▶ [The exercise]: Your task is to copy each line that has the word "formula".
########
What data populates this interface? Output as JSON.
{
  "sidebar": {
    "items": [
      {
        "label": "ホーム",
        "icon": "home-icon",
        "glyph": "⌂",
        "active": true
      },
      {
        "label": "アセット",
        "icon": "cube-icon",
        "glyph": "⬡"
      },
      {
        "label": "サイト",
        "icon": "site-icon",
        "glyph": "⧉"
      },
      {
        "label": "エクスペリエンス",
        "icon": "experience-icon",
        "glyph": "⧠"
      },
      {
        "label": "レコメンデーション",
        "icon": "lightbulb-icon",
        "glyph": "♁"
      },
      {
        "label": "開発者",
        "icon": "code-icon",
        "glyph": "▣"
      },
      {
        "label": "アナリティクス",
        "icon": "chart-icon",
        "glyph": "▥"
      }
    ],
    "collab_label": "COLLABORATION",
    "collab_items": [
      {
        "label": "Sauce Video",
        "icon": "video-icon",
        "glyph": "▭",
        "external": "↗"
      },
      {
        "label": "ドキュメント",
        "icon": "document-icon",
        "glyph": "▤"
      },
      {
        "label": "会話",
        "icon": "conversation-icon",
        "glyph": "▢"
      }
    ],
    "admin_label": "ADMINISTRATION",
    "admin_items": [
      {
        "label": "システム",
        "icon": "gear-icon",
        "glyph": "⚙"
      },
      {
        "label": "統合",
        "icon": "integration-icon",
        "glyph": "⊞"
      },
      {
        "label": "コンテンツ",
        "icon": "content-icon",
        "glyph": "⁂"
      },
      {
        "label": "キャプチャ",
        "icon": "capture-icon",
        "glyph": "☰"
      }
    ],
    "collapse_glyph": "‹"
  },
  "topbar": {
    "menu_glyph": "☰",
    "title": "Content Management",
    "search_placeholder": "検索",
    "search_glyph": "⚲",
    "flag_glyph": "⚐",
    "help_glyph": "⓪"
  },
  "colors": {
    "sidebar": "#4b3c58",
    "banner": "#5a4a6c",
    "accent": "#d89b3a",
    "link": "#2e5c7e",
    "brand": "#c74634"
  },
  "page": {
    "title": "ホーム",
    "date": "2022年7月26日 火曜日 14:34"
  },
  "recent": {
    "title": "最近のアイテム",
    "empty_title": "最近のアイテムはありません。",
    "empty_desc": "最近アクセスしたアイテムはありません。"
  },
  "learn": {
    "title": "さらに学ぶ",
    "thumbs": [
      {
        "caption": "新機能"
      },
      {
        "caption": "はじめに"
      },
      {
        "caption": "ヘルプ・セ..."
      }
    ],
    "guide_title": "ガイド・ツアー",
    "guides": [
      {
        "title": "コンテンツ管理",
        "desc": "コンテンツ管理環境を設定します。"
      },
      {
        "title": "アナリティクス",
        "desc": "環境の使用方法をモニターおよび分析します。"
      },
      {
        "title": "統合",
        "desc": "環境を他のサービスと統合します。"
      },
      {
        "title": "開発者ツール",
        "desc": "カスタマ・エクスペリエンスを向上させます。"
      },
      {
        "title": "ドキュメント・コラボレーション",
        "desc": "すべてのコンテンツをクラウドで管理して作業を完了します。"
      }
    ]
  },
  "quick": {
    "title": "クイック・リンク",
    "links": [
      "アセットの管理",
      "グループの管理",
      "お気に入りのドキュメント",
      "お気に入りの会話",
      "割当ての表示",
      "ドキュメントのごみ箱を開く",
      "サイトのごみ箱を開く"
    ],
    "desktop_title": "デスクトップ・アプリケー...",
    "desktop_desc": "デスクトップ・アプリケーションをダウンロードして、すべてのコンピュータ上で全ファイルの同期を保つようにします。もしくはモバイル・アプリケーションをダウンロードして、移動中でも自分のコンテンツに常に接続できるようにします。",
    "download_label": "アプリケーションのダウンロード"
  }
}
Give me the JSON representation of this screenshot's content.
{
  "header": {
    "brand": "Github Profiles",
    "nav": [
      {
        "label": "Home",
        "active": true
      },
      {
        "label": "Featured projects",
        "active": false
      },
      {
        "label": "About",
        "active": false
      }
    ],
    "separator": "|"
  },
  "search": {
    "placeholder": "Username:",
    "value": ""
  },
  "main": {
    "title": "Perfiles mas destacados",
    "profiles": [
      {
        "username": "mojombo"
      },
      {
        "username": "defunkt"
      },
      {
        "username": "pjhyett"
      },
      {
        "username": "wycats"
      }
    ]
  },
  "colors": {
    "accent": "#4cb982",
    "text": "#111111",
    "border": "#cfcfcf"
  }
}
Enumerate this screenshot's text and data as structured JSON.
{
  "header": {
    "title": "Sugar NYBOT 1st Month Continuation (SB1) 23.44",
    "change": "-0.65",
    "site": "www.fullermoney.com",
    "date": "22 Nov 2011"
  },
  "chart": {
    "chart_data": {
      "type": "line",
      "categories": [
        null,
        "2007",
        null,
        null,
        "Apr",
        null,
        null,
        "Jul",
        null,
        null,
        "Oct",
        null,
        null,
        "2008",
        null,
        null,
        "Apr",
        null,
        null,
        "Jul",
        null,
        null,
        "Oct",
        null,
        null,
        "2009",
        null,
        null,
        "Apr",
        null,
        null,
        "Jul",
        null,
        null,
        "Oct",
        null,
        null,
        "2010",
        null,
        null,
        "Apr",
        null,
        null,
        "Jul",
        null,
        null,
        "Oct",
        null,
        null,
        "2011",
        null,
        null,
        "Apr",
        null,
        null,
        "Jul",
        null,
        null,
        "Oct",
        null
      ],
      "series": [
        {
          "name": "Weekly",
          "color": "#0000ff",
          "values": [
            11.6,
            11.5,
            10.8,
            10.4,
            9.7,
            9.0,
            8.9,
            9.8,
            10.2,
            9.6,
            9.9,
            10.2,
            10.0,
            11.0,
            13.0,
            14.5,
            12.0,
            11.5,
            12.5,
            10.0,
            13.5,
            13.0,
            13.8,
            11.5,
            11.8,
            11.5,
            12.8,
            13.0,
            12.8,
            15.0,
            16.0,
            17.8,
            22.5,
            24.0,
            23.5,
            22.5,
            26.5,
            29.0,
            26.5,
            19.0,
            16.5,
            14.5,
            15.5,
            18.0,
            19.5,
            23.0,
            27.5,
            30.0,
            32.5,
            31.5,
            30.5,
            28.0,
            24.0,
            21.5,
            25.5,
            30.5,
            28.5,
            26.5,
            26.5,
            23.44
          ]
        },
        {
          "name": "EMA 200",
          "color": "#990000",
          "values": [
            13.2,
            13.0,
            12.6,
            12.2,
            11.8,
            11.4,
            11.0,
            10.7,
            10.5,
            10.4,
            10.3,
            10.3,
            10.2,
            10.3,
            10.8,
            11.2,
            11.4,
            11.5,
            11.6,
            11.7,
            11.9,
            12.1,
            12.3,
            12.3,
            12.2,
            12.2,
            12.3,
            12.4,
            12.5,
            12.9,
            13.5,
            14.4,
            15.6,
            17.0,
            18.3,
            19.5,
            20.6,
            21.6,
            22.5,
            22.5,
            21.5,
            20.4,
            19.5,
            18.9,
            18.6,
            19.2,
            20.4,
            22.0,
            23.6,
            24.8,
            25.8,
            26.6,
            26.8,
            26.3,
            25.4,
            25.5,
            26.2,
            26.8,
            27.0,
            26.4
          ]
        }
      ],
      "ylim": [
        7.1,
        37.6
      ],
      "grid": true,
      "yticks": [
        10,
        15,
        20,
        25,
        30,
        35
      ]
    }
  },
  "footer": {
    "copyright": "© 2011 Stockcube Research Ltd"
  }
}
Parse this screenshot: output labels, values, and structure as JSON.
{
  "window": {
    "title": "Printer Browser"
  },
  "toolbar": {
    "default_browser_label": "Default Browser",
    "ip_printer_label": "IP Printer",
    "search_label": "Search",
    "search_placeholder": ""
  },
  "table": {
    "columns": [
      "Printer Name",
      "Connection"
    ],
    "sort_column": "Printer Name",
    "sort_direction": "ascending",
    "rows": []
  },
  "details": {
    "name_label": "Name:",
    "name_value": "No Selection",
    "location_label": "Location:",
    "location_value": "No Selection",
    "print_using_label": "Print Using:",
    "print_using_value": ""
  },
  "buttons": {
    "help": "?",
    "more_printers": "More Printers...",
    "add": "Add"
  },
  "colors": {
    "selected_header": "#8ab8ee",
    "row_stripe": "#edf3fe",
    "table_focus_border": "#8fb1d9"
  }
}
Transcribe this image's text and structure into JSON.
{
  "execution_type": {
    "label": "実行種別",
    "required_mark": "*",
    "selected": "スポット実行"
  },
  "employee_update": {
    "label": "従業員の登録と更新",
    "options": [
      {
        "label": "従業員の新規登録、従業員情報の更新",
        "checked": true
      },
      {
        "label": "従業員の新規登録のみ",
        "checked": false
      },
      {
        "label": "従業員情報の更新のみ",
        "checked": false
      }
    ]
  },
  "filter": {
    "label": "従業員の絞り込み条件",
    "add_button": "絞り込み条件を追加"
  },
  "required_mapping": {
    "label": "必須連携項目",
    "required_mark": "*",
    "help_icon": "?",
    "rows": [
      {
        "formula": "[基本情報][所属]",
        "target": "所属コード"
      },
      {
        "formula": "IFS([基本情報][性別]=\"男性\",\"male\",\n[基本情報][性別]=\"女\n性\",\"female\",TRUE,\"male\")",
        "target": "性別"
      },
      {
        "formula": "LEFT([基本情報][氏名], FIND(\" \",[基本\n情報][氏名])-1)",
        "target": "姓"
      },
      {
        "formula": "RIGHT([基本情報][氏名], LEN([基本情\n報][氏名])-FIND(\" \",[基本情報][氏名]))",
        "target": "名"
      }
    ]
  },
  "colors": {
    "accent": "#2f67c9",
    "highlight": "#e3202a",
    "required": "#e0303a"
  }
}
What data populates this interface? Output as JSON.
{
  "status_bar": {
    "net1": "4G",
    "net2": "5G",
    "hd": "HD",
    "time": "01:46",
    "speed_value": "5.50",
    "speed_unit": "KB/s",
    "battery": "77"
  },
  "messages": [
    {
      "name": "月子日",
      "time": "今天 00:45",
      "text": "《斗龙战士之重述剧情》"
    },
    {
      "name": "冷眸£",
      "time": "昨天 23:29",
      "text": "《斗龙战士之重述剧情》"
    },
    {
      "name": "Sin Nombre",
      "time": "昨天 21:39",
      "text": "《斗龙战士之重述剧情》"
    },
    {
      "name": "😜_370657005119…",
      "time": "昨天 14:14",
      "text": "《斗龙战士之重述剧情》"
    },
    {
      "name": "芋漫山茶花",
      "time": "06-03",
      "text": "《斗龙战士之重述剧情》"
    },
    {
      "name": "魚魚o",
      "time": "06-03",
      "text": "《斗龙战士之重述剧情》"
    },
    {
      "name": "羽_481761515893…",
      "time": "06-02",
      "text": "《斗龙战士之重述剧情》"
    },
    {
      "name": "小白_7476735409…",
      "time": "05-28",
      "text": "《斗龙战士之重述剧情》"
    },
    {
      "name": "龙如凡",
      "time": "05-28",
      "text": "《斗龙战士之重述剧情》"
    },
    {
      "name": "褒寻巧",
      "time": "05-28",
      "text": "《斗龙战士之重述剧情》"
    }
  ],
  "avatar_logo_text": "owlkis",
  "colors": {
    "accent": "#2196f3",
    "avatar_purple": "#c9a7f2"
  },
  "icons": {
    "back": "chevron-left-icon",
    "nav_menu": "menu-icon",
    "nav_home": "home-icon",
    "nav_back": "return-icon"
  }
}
########
▶ [Result of the task]:
        "formula": "[基本情報][所属]",
        "formula": "IFS([基本情報][性別]=\"男性\",\"male\",\n[基本情報][性別]=\"女\n性\",\"female\",TRUE,\"male\")",
        "formula": "LEFT([基本情報][氏名], FIND(\" \",[基本\n情報][氏名])-1)",
        "formula": "RIGHT([基本情報][氏名], LEN([基本情\n報][氏名])-FIND(\" \",[基本情報][氏名]))",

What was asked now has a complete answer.